AS TAREFAS >>
**1.** Resuma em duas frases o texto sobre Tyler e Ravi.
**2.** Reescreva de forma mais breve o parágrafo do texto sobre Tyler e Ravi que começa por "Tyler, esse, não esperou muito", mantendo os factos principais.
**3.** Prossiga com o texto sobre Tyler e Ravi a partir da sua última frase.

TEXTO DE LEITURA >>
#####
«Um jovem de 18 anos,
de ar frágil, tímido, violinista talentoso (toca já numa orquestra), vai
estudar para a universidade em Nova Iorque. No quarto que divide, a
universidade coloca um estudante de características opostas: assertivo,
arrogante, vaidoso, e hábil nos computadores.
O primeiro chama-se Tyler, o segundo Ravi. De
nacionalidade indiana, Ravi tem várias objeções a Tyler. Entre elas, a
origem relativamente modesta (o tipo é pobre, diz Ravi com desprezo em
mensagens a amigos) e o facto de ser gay.
Ravi descobriu tudo isso através da Internet. Tyler
participa regularmente num fórum chamado Just Us Boys. O nome -- só nós
rapazes -- parece auto-evidente. Nem era preciso Ravi ter lá entrado.
Esse convívio terá dado coragem a Tyler para se assumir
ante os seus pais, pouco tempo antes. O pai apoiou-o, a mãe reagiu mal.
O menos grave que lhe disse foi que precisava de tempo.
Pediu o quarto para o serão
Quando segue para a universidade, Tyler está um bocado
angustiado. Consta que no computador tinha fotografias da ponte George
Washington, uma estrutura majestosa que se destaca sobre o rio Hudson,
na parte norte de Manhattan.
Logo à partida compreende que o contacto com Ravi não é
fácil. Mas como também é escasso, aguenta. Entretanto, na internet
conhece um homem um pouco mais velho, com quem combina um encontro. Pede
a Ravi que lhe ceda o quarto durante um serão -- tradição académica
geralmente respeitada por lá.
Ravi acede. Mas antes de sair, deixa o seu computador
ligado (écran escuro, para disfarçar) e com a camera a apontar para a
cama de Tyler. Nas horas seguintes, a sua intuição confirma-se. Tyler e o
tal homem mantêm uma relação íntima.
Ravi espalha logo a história. E quando dias depois
Tyler lhe volta a pedir o quarto, resolve aproveitar a ocasião para uma
produção maior. Fala a uma colega próxima, manda recados no Twitter. O
mundo inteiro tem que ver. Na noite marcada, lá está o evento, embora
não se tenha chegado de facto a filmar tudo.
'Crimes de ódio'
No julgamento agora em curso, onde Ravi é acusado de invasão de privacidade e 'crimes de ódio',
o homem com quem Tyler teve sexo conta que logo na altura suspeitou que
os dois estavam a ser espiados. Uma impressão reforçada pela meia dúzia
de estudantes que viu a rir de si nessa noite quando deixou o
dormitório.
Tyler, esse, não esperou muito para reagir. Embora
baralhado, apresentou queixa na universidade (nos EUA, esse género
de atitude é levada a sério), solicitando mudança de quarto. Ravi ainda
tentou enviar-lhe uma mensagem a pedir desculpa, mas nessa altura Tyler
já estava a saltar da ponte George Washington. O corpo levaria algum
tempo a ser encontrado.
Momentos antes de se atirar, enviou ele próprio uma
mensagem aos amigos: "Saltando da ponte GW. Desculpem". O seu computador
ficou no tabuleiro da ponte. E a defesa de Ravi tenta sugerir que o
suicídio foi um gesto tão infantil como diz ter sido a atitude de Ravi.»
#####
(Itens guardados)
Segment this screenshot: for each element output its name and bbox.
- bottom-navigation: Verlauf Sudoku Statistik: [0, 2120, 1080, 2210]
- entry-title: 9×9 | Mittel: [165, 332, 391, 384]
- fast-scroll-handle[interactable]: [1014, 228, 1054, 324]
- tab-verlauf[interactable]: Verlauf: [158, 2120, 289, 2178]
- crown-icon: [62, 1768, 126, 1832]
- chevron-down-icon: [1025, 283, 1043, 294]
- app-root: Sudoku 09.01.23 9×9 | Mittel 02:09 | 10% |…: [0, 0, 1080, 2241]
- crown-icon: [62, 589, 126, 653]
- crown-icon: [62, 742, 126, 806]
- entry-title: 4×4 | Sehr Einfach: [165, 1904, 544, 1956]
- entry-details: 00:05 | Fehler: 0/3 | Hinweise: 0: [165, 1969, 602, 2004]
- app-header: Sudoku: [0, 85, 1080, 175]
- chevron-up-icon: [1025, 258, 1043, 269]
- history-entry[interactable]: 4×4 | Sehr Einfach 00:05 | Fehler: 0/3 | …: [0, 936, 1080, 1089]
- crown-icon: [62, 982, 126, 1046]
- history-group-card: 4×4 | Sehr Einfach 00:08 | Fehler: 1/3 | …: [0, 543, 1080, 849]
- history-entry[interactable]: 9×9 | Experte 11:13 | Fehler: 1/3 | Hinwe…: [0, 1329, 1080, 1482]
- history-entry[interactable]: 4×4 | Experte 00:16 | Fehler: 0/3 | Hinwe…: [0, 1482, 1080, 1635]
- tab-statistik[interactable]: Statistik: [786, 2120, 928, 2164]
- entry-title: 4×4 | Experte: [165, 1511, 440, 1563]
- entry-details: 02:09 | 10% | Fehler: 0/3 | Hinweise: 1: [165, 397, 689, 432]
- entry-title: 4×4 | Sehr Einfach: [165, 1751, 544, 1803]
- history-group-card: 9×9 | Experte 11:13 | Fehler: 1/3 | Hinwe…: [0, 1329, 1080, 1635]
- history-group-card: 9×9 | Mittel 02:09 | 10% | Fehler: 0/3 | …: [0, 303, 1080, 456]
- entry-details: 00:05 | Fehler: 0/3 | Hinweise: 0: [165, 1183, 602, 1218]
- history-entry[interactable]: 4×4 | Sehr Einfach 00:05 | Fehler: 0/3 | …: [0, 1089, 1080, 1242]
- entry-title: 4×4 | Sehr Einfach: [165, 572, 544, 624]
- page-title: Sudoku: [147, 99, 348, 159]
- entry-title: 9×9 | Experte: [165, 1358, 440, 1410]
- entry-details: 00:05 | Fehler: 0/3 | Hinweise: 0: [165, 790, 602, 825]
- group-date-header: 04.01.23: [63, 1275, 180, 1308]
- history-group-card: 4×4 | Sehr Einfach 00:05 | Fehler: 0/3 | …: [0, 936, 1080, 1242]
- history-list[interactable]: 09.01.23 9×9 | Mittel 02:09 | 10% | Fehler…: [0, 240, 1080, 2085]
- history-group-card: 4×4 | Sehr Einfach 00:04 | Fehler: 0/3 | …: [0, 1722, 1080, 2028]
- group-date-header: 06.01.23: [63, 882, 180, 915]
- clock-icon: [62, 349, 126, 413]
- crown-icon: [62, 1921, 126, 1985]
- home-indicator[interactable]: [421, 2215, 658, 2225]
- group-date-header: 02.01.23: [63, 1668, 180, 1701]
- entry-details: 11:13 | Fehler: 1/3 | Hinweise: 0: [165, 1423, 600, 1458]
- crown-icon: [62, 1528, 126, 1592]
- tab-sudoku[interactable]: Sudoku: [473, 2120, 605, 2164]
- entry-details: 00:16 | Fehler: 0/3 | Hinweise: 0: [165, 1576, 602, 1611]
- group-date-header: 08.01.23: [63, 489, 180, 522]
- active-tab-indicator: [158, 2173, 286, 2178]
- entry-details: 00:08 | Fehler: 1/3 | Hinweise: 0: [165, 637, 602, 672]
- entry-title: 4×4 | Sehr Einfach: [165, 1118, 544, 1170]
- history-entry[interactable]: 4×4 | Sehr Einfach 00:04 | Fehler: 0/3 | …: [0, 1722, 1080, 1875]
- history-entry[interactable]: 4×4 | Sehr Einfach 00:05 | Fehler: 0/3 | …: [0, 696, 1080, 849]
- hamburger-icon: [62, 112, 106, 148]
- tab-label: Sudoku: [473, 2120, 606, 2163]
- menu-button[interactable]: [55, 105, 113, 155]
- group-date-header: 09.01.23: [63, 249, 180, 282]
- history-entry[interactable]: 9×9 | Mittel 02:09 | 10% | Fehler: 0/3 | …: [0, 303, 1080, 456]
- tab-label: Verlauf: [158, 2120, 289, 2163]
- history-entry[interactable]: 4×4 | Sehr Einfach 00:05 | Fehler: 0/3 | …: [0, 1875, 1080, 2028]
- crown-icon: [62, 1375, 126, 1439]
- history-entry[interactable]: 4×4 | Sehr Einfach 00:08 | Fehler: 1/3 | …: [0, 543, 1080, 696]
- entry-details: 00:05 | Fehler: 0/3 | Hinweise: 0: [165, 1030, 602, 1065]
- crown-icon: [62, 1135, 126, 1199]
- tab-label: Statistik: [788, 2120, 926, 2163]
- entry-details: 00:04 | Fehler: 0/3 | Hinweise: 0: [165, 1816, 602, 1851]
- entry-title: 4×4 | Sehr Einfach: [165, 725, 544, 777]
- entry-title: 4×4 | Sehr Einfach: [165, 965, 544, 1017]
#####
LISTA DE RESPOSTAS >>
**1.** Tyler, um jovem violinista tímido e gay, foi estudar para uma universidade em Nova Iorque e ficou no mesmo quarto que Ravi, que apontou a câmara do computador para a cama dele durante um encontro íntimo e espalhou a história. Tyler apresentou queixa na universidade e atirou-se da ponte George Washington, e Ravi está agora a ser julgado por invasão de privacidade e 'crimes de ódio'.

**2.** Apesar de baralhado, Tyler apresentou depressa queixa na universidade e pediu para mudar de quarto. Ravi tentou enviar-lhe uma mensagem a pedir desculpa, mas Tyler já estava a saltar da ponte George Washington, e o corpo demorou a ser encontrado.

**3.**
«Condenado o estudante que filmou colega gay a ter sexo, levando-o a matar-se»
Link
«O jovem estudante
indiano Ravi Dharun, tristemente associado desde 2010 a uma
história aqui relatada há duas semanas -- a de um outro estudante, seu
colega de quarto, que cometeu suicídio após
perceber que Ravi o filmara secretamente a ter relações íntimas com um
homem mais velho no quarto que ambos os estudantes partilhavam -- foi
declarado culpado por um júri num tribunal americano.
Ravi, recorde-se, não estava acusado de ter causado a morte de Tyler Clementi, mas de invasão de privacidade e de 'crimes de ódio'
(ou seja, crimes relacionados com preconceito, no caso anti-gay; o
efeito de intimidação foi considerado elemento essencial) bem como
ainda de destruição de provas.
Este último aspecto referia-se ao pormenor de Ravi, após o suicídio, haver
tentado apagar as posts que pusera no Twitter a convidar outras pessoas
a assistir à sua transmissão directa de mau gosto a partir do quarto.
Questões de motivação
Como os factos básicos não estavam em causa no
julgamento -- o rasto electrónico não permite dúvidas -- ficaram as
questões psicológicas: as motivações do jovem que espiou e do que se
matou. Os jurados, pelos vistos, consideraram claros e suficientes os
indícios de má intenção por parte de Ravi.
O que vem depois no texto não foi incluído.